Rows:
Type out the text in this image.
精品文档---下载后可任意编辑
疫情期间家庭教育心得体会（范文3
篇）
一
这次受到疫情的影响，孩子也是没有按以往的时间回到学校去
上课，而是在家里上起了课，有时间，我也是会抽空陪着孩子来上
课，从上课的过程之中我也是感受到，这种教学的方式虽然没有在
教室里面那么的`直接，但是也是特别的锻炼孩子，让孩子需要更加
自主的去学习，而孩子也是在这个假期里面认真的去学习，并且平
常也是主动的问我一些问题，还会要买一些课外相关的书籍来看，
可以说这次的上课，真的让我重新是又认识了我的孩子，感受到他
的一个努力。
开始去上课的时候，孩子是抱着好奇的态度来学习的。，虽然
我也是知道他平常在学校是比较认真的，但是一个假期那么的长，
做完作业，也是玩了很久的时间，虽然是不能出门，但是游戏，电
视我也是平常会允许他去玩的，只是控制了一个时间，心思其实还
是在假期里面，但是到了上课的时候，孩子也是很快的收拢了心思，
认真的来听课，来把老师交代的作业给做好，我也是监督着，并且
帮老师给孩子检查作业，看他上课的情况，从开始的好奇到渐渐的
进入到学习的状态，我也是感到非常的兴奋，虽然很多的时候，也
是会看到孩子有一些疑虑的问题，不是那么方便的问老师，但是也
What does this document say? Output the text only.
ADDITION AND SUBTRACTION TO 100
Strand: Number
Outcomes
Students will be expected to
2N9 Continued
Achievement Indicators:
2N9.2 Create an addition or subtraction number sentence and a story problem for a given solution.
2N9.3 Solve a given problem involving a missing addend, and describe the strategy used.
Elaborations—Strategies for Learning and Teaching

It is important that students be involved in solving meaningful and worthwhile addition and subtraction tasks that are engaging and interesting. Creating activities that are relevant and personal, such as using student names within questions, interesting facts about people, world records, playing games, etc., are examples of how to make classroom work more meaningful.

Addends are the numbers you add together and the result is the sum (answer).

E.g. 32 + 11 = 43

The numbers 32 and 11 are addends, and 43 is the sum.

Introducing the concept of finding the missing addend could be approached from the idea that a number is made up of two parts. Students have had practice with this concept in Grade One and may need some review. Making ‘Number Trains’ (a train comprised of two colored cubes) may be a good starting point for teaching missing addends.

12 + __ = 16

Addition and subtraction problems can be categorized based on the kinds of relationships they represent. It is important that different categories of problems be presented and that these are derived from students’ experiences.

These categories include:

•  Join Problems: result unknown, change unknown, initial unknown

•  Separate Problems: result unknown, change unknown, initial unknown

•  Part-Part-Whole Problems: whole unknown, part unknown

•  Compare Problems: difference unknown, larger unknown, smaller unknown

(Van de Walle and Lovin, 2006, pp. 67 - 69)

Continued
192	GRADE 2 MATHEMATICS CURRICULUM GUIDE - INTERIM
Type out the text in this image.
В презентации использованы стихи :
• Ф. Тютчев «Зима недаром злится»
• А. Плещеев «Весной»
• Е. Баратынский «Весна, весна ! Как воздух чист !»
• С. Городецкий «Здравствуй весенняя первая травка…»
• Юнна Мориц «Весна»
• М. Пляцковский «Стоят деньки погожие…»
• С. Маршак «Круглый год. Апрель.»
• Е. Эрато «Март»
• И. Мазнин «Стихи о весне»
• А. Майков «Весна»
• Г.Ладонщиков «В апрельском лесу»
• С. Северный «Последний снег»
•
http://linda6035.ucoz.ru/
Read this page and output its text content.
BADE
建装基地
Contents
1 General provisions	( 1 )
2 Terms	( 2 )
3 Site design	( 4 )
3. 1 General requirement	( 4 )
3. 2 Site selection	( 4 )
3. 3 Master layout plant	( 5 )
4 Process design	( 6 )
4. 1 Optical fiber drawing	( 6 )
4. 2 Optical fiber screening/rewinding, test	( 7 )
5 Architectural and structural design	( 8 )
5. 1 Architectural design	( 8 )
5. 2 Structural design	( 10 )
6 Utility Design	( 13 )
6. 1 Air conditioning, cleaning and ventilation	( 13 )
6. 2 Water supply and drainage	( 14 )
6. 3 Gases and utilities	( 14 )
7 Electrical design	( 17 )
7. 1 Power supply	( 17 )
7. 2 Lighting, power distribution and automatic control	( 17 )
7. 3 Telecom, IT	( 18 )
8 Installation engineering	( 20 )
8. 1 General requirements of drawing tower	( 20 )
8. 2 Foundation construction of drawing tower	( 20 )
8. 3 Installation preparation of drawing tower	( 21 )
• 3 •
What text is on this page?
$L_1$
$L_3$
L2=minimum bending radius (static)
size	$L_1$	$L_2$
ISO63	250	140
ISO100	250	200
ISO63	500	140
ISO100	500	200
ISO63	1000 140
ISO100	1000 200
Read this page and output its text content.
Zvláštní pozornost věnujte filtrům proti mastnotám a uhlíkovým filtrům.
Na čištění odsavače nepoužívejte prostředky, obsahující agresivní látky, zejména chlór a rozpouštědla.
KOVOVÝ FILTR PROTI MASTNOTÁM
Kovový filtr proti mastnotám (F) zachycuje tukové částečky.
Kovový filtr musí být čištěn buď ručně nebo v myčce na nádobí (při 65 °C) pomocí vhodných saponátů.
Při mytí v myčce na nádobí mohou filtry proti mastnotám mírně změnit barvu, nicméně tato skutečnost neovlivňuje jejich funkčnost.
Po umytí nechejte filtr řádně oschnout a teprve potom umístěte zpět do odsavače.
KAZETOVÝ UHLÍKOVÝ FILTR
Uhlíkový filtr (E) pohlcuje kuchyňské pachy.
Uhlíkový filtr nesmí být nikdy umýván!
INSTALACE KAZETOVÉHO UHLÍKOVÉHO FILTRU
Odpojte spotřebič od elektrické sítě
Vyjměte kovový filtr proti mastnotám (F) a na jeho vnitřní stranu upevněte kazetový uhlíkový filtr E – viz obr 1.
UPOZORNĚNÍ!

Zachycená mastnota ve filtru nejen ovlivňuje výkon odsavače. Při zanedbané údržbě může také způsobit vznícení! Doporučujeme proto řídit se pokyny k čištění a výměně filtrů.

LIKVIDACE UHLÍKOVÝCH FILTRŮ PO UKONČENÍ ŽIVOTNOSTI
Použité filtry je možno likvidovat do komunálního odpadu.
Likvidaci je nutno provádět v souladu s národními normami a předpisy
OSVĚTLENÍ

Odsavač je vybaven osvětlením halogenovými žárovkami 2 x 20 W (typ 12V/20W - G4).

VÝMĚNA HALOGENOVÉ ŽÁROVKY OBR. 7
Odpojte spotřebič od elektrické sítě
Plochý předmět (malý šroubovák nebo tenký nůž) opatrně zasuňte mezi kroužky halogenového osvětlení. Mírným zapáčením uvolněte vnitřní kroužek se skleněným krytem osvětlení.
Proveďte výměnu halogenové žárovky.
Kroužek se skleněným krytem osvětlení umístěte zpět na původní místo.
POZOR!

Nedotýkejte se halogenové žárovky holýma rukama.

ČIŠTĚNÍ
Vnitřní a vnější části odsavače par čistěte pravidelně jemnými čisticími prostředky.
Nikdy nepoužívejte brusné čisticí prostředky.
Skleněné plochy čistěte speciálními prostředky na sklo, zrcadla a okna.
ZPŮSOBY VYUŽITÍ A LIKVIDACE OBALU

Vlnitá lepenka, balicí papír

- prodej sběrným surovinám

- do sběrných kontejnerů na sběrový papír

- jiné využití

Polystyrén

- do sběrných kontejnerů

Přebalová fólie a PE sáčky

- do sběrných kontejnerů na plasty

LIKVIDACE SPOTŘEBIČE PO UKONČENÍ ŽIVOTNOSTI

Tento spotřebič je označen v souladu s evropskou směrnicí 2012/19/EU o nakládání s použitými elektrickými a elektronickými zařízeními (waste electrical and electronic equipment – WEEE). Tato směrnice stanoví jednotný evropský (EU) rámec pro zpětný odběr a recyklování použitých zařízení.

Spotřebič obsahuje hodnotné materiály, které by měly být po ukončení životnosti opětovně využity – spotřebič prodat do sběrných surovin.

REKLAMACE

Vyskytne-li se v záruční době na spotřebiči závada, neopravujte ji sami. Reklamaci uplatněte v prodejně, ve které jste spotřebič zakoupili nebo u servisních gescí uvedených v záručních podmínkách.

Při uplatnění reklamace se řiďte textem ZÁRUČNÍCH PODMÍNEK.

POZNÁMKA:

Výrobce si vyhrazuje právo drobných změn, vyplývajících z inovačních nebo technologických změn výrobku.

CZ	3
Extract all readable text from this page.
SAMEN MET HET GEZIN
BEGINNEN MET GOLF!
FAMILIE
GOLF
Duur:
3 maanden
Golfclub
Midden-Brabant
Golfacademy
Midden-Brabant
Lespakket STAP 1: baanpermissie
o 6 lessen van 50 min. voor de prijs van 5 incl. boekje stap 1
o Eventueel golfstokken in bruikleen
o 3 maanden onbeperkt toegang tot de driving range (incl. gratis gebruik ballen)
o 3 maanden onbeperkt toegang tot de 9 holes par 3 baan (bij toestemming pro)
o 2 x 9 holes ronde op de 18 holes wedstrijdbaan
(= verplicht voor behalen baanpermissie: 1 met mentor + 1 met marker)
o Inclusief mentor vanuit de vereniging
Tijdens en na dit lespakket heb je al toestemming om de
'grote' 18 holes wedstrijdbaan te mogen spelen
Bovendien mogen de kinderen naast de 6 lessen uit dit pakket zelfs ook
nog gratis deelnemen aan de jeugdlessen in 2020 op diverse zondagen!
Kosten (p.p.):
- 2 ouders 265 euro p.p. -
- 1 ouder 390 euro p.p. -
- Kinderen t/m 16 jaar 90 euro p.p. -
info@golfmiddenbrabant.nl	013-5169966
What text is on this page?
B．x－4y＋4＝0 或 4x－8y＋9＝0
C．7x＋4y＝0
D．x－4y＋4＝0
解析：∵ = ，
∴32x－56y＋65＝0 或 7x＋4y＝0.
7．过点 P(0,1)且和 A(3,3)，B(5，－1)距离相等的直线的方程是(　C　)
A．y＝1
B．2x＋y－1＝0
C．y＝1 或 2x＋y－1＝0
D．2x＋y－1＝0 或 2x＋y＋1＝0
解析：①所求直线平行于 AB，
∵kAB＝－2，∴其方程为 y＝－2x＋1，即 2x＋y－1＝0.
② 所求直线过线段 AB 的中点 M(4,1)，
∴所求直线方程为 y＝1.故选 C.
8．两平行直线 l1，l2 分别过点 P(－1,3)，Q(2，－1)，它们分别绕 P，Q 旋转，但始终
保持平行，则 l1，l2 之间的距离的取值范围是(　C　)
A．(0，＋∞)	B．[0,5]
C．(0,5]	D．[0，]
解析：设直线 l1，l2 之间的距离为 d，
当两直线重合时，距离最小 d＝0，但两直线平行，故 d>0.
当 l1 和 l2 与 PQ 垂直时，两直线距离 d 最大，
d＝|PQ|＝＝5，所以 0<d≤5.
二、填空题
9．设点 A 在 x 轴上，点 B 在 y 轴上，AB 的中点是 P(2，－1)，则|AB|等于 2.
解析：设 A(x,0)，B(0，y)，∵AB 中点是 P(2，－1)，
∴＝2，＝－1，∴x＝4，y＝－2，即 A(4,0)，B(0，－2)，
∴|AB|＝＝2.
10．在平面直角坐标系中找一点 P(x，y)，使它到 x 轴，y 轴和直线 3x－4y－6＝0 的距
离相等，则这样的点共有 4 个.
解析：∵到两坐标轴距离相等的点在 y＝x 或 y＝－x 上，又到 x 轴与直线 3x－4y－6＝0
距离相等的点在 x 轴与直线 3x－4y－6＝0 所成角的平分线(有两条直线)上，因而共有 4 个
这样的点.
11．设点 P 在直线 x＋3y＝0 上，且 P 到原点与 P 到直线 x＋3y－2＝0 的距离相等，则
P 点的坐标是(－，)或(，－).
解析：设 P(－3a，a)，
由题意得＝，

Stated exercise:
Gather each line holding the string "Весна".

Response below:
• Е. Баратынский «Весна, весна ! Как воздух чист !»
• Юнна Мориц «Весна»
• А. Майков «Весна»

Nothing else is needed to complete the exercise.